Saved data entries

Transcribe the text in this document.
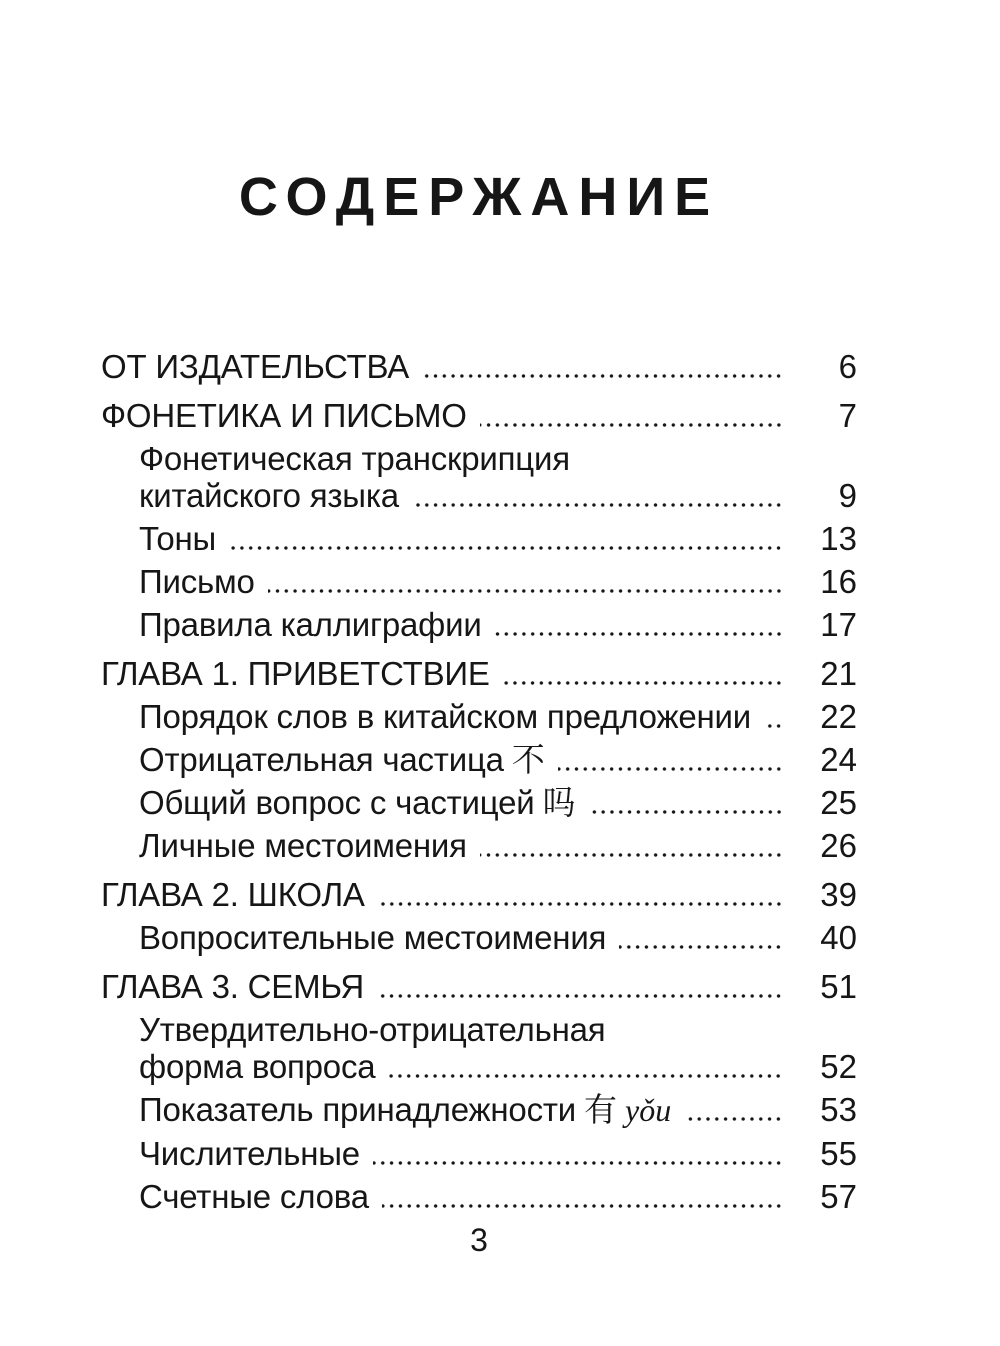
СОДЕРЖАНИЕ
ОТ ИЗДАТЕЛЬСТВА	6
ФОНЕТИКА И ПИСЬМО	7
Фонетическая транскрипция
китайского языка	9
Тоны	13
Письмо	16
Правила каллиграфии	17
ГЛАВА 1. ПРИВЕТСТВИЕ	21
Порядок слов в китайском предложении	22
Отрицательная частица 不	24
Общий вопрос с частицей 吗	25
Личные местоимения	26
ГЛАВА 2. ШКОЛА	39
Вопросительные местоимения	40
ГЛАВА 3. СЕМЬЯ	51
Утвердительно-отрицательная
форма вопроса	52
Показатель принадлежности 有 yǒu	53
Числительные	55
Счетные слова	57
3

* * *

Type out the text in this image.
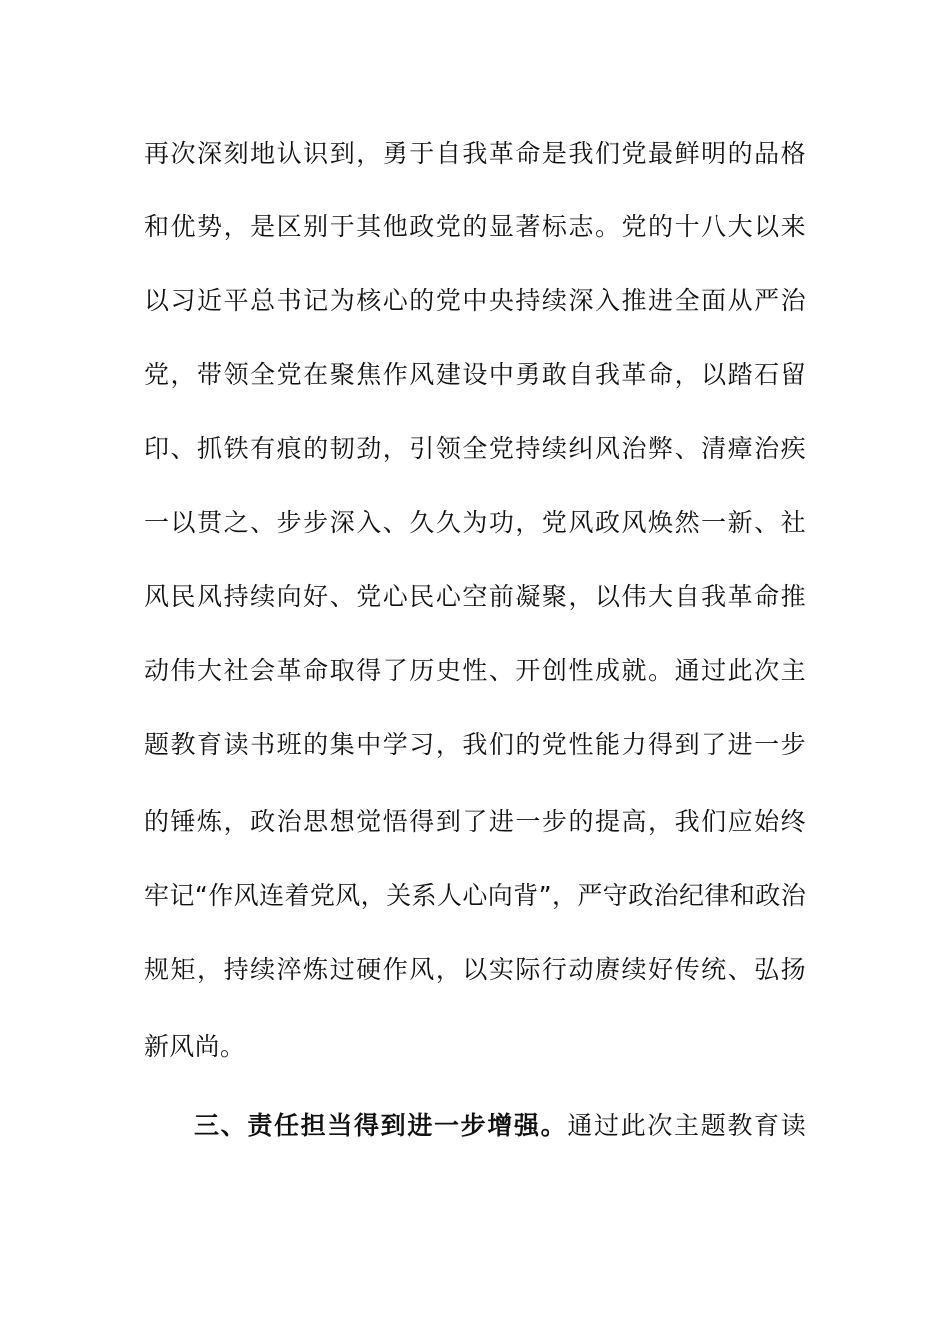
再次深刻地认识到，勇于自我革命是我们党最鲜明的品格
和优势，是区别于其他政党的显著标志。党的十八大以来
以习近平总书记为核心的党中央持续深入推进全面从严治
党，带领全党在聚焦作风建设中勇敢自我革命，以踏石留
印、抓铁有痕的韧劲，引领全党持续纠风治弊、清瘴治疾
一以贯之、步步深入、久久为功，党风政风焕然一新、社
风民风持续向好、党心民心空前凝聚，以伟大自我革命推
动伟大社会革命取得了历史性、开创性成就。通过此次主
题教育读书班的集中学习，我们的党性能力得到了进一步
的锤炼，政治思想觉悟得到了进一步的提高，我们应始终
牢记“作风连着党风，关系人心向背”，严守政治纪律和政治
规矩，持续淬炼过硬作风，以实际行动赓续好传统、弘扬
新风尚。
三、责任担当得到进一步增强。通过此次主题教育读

▸ Task brief: Provide the number of lines in the entries that include "местоимения", and no other text.

▸ Reply to the exercise: 2